> [WHAT TO WORK ON]: Extract and list every line that contains the word "your".

======== DATA FOR THIS EXERCISE ========

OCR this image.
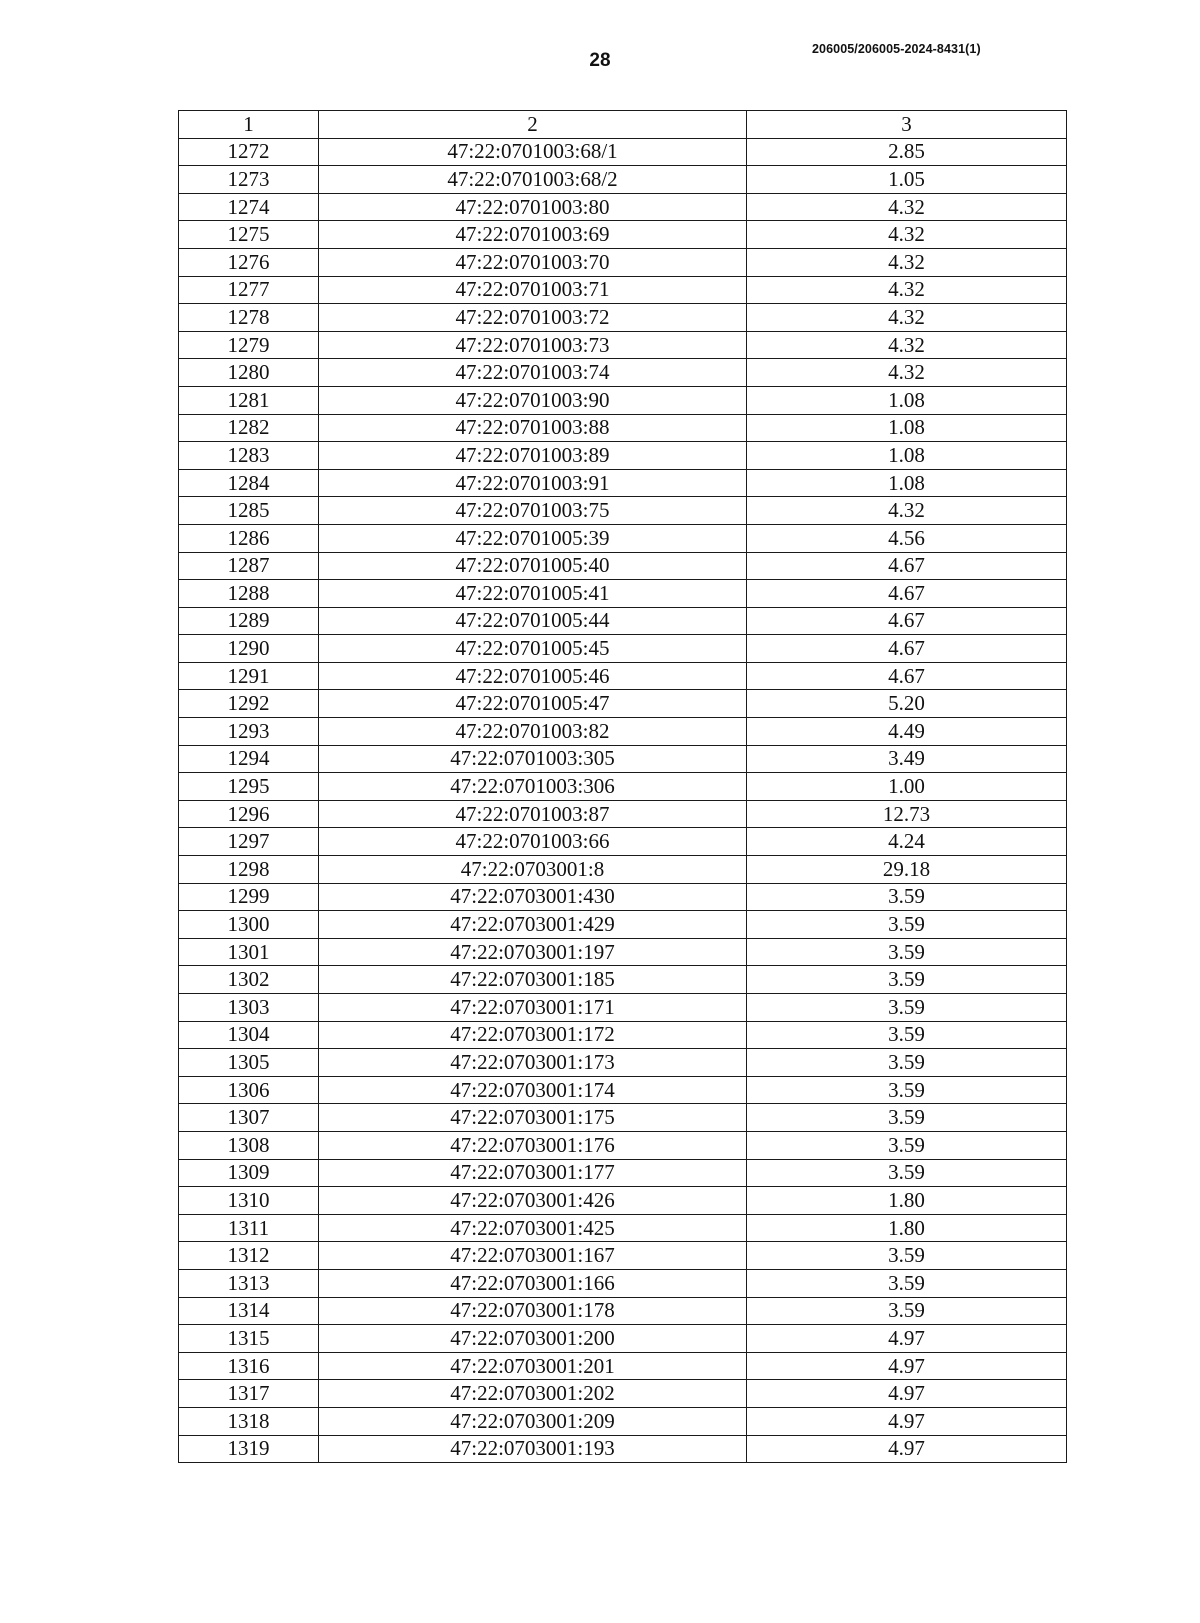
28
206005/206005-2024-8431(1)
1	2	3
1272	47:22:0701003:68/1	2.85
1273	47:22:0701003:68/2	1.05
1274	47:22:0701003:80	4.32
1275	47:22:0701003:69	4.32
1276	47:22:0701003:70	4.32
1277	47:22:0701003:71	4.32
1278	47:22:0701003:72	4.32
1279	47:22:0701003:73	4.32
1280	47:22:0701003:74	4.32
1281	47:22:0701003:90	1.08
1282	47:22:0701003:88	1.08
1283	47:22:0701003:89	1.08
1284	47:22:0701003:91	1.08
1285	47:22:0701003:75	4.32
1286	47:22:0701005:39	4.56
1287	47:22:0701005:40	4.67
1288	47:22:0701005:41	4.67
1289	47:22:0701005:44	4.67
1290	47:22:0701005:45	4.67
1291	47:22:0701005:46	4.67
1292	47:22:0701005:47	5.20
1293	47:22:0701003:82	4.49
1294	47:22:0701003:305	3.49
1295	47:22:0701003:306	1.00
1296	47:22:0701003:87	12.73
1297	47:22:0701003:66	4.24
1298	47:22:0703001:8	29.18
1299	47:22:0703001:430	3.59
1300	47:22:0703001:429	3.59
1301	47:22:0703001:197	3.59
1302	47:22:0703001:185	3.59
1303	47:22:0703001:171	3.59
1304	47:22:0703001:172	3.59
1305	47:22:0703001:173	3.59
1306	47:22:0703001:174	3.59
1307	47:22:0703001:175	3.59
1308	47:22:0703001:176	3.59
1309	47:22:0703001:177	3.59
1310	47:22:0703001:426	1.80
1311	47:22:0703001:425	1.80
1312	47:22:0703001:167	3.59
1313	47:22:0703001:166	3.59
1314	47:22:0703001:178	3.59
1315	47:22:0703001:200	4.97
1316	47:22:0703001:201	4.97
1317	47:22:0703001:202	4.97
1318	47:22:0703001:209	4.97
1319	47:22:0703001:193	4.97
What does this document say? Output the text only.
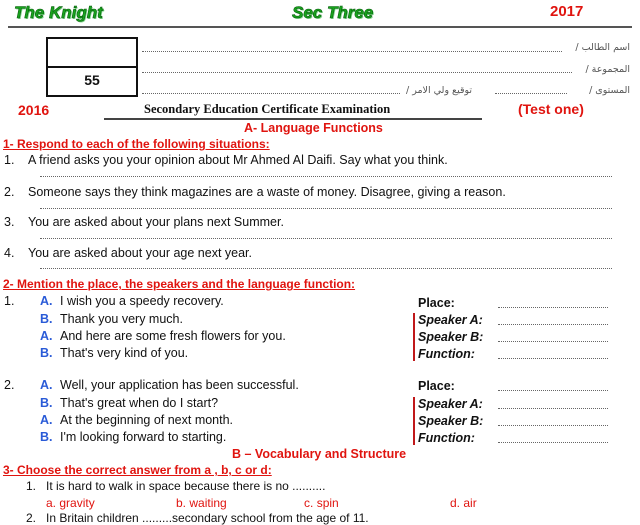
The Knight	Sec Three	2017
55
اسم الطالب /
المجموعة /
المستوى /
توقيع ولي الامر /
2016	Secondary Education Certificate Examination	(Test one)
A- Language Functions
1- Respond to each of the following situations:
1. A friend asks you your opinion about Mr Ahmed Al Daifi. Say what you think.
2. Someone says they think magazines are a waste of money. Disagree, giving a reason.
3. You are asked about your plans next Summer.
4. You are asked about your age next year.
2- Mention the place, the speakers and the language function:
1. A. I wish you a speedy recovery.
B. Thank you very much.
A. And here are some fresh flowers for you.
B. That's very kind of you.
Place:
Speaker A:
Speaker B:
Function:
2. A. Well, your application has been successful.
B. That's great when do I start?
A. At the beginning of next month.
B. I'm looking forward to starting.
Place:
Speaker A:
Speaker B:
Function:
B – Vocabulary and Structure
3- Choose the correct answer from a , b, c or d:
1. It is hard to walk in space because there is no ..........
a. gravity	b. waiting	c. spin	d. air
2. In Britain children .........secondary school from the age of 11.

========

> [RESULT OF THIS TASK]:
1. A friend asks you your opinion about Mr Ahmed Al Daifi. Say what you think.
3. You are asked about your plans next Summer.
4. You are asked about your age next year.
2. A. Well, your application has been successful.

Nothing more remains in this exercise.